EXERCISE DETAILS
Copy out every line of the records below, character for character and in the same order.

RECORDS FOR THE EXERCISE
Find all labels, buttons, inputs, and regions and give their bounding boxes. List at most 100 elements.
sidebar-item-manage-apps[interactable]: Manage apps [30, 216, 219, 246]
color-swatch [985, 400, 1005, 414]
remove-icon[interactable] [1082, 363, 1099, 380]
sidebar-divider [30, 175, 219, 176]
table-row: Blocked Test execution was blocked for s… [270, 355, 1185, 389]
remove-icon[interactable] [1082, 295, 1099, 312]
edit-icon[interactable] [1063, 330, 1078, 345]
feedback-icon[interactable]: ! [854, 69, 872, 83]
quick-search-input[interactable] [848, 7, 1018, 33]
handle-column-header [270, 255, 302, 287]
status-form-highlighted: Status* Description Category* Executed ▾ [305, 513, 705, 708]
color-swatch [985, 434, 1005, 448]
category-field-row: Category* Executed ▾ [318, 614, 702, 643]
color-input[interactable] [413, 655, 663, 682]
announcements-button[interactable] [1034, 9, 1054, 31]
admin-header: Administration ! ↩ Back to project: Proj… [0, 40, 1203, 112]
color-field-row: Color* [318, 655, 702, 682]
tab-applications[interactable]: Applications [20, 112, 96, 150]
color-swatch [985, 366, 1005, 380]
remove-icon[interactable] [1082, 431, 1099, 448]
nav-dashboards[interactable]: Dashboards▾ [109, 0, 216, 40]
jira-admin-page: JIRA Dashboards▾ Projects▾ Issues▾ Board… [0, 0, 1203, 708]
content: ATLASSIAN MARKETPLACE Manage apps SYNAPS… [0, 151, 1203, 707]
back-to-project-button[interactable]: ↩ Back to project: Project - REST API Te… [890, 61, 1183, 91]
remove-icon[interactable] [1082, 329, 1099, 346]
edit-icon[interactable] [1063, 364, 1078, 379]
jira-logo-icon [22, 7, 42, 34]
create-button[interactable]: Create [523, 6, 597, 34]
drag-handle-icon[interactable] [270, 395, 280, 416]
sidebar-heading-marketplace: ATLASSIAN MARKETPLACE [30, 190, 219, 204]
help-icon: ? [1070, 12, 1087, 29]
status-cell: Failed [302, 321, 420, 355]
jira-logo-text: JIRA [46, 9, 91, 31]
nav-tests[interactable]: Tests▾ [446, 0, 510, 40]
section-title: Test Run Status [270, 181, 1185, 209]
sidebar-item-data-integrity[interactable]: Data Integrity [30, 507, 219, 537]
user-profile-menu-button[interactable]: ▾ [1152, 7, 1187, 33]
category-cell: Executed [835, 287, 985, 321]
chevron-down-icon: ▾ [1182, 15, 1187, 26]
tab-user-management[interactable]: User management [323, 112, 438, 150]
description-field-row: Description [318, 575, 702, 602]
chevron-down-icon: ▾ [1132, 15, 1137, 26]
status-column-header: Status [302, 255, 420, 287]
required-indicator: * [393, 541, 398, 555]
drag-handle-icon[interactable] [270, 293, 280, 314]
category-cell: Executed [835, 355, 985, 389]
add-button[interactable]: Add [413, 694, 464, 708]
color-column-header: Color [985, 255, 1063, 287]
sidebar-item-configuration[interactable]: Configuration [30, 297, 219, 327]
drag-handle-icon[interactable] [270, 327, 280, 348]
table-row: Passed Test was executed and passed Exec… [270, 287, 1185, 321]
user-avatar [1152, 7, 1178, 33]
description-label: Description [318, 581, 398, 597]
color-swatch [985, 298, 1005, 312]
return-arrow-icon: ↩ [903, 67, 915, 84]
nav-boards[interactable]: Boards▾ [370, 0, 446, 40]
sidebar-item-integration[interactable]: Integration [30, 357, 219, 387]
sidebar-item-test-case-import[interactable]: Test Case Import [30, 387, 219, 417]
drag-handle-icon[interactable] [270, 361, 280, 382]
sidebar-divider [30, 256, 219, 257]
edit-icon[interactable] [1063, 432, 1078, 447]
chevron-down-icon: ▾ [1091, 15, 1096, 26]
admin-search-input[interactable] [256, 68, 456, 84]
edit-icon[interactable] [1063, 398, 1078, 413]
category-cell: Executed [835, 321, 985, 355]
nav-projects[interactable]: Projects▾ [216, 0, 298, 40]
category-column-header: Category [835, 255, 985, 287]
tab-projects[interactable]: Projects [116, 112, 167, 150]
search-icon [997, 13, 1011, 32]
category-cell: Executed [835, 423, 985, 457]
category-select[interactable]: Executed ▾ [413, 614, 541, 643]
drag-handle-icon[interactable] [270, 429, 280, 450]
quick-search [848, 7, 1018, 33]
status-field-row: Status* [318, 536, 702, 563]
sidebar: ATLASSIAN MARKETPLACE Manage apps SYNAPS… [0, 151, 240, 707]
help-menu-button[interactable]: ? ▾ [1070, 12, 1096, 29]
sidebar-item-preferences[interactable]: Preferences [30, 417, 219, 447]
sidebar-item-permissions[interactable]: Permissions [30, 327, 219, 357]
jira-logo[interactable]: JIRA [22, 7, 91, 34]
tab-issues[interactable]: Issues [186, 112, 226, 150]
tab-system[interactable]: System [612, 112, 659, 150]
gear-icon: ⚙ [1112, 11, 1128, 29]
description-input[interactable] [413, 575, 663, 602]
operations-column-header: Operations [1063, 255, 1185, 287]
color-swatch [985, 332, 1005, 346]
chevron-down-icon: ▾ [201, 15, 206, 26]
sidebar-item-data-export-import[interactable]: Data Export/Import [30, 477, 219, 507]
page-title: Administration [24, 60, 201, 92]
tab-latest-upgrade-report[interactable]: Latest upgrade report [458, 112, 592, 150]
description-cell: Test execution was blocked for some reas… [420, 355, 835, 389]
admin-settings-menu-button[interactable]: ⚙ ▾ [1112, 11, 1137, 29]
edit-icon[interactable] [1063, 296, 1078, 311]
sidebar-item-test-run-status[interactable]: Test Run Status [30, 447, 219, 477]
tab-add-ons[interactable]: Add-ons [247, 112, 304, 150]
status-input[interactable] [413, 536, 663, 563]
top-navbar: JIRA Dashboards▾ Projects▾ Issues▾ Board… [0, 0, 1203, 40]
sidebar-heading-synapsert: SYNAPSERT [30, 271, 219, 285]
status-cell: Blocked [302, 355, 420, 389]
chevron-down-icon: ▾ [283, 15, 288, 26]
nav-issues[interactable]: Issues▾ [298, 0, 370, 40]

FULL RESPONSE
Find all labels, buttons, inputs, and regions and give their bounding boxes. List at most 100 elements.
sidebar-item-manage-apps[interactable]: Manage apps [30, 216, 219, 246]
color-swatch [985, 400, 1005, 414]
remove-icon[interactable] [1082, 363, 1099, 380]
sidebar-divider [30, 175, 219, 176]
table-row: Blocked Test execution was blocked for s… [270, 355, 1185, 389]
remove-icon[interactable] [1082, 295, 1099, 312]
edit-icon[interactable] [1063, 330, 1078, 345]
feedback-icon[interactable]: ! [854, 69, 872, 83]
quick-search-input[interactable] [848, 7, 1018, 33]
handle-column-header [270, 255, 302, 287]
status-form-highlighted: Status* Description Category* Executed ▾ [305, 513, 705, 708]
color-swatch [985, 434, 1005, 448]
category-field-row: Category* Executed ▾ [318, 614, 702, 643]
color-input[interactable] [413, 655, 663, 682]
announcements-button[interactable] [1034, 9, 1054, 31]
admin-header: Administration ! ↩ Back to project: Proj… [0, 40, 1203, 112]
color-field-row: Color* [318, 655, 702, 682]
tab-applications[interactable]: Applications [20, 112, 96, 150]
color-swatch [985, 366, 1005, 380]
remove-icon[interactable] [1082, 431, 1099, 448]
nav-dashboards[interactable]: Dashboards▾ [109, 0, 216, 40]
jira-admin-page: JIRA Dashboards▾ Projects▾ Issues▾ Board… [0, 0, 1203, 708]
content: ATLASSIAN MARKETPLACE Manage apps SYNAPS… [0, 151, 1203, 707]
back-to-project-button[interactable]: ↩ Back to project: Project - REST API Te… [890, 61, 1183, 91]
remove-icon[interactable] [1082, 329, 1099, 346]
edit-icon[interactable] [1063, 364, 1078, 379]
jira-logo-icon [22, 7, 42, 34]
create-button[interactable]: Create [523, 6, 597, 34]
drag-handle-icon[interactable] [270, 395, 280, 416]
sidebar-heading-marketplace: ATLASSIAN MARKETPLACE [30, 190, 219, 204]
help-icon: ? [1070, 12, 1087, 29]
status-cell: Failed [302, 321, 420, 355]
jira-logo-text: JIRA [46, 9, 91, 31]
nav-tests[interactable]: Tests▾ [446, 0, 510, 40]
section-title: Test Run Status [270, 181, 1185, 209]
sidebar-item-data-integrity[interactable]: Data Integrity [30, 507, 219, 537]
user-profile-menu-button[interactable]: ▾ [1152, 7, 1187, 33]
category-cell: Executed [835, 287, 985, 321]
chevron-down-icon: ▾ [1182, 15, 1187, 26]
tab-user-management[interactable]: User management [323, 112, 438, 150]
description-field-row: Description [318, 575, 702, 602]
chevron-down-icon: ▾ [1132, 15, 1137, 26]
status-column-header: Status [302, 255, 420, 287]
required-indicator: * [393, 541, 398, 555]
drag-handle-icon[interactable] [270, 293, 280, 314]
category-cell: Executed [835, 355, 985, 389]
add-button[interactable]: Add [413, 694, 464, 708]
color-column-header: Color [985, 255, 1063, 287]
sidebar-item-configuration[interactable]: Configuration [30, 297, 219, 327]
drag-handle-icon[interactable] [270, 327, 280, 348]
table-row: Passed Test was executed and passed Exec… [270, 287, 1185, 321]
user-avatar [1152, 7, 1178, 33]
description-label: Description [318, 581, 398, 597]
color-swatch [985, 298, 1005, 312]
return-arrow-icon: ↩ [903, 67, 915, 84]
nav-boards[interactable]: Boards▾ [370, 0, 446, 40]
sidebar-item-integration[interactable]: Integration [30, 357, 219, 387]
sidebar-item-test-case-import[interactable]: Test Case Import [30, 387, 219, 417]
drag-handle-icon[interactable] [270, 361, 280, 382]
sidebar-divider [30, 256, 219, 257]
edit-icon[interactable] [1063, 432, 1078, 447]
chevron-down-icon: ▾ [1091, 15, 1096, 26]
admin-search-input[interactable] [256, 68, 456, 84]
edit-icon[interactable] [1063, 398, 1078, 413]
category-cell: Executed [835, 321, 985, 355]
nav-projects[interactable]: Projects▾ [216, 0, 298, 40]
category-column-header: Category [835, 255, 985, 287]
tab-projects[interactable]: Projects [116, 112, 167, 150]
search-icon [997, 13, 1011, 32]
category-cell: Executed [835, 423, 985, 457]
category-select[interactable]: Executed ▾ [413, 614, 541, 643]
drag-handle-icon[interactable] [270, 429, 280, 450]
quick-search [848, 7, 1018, 33]
status-field-row: Status* [318, 536, 702, 563]
sidebar: ATLASSIAN MARKETPLACE Manage apps SYNAPS… [0, 151, 240, 707]
help-menu-button[interactable]: ? ▾ [1070, 12, 1096, 29]
sidebar-item-preferences[interactable]: Preferences [30, 417, 219, 447]
sidebar-item-permissions[interactable]: Permissions [30, 327, 219, 357]
jira-logo[interactable]: JIRA [22, 7, 91, 34]
tab-issues[interactable]: Issues [186, 112, 226, 150]
tab-system[interactable]: System [612, 112, 659, 150]
gear-icon: ⚙ [1112, 11, 1128, 29]
description-input[interactable] [413, 575, 663, 602]
operations-column-header: Operations [1063, 255, 1185, 287]
color-swatch [985, 332, 1005, 346]
chevron-down-icon: ▾ [201, 15, 206, 26]
sidebar-item-data-export-import[interactable]: Data Export/Import [30, 477, 219, 507]
page-title: Administration [24, 60, 201, 92]
tab-latest-upgrade-report[interactable]: Latest upgrade report [458, 112, 592, 150]
description-cell: Test execution was blocked for some reas… [420, 355, 835, 389]
admin-settings-menu-button[interactable]: ⚙ ▾ [1112, 11, 1137, 29]
edit-icon[interactable] [1063, 296, 1078, 311]
sidebar-item-test-run-status[interactable]: Test Run Status [30, 447, 219, 477]
tab-add-ons[interactable]: Add-ons [247, 112, 304, 150]
status-input[interactable] [413, 536, 663, 563]
top-navbar: JIRA Dashboards▾ Projects▾ Issues▾ Board… [0, 0, 1203, 40]
sidebar-heading-synapsert: SYNAPSERT [30, 271, 219, 285]
status-cell: Blocked [302, 355, 420, 389]
chevron-down-icon: ▾ [283, 15, 288, 26]
nav-issues[interactable]: Issues▾ [298, 0, 370, 40]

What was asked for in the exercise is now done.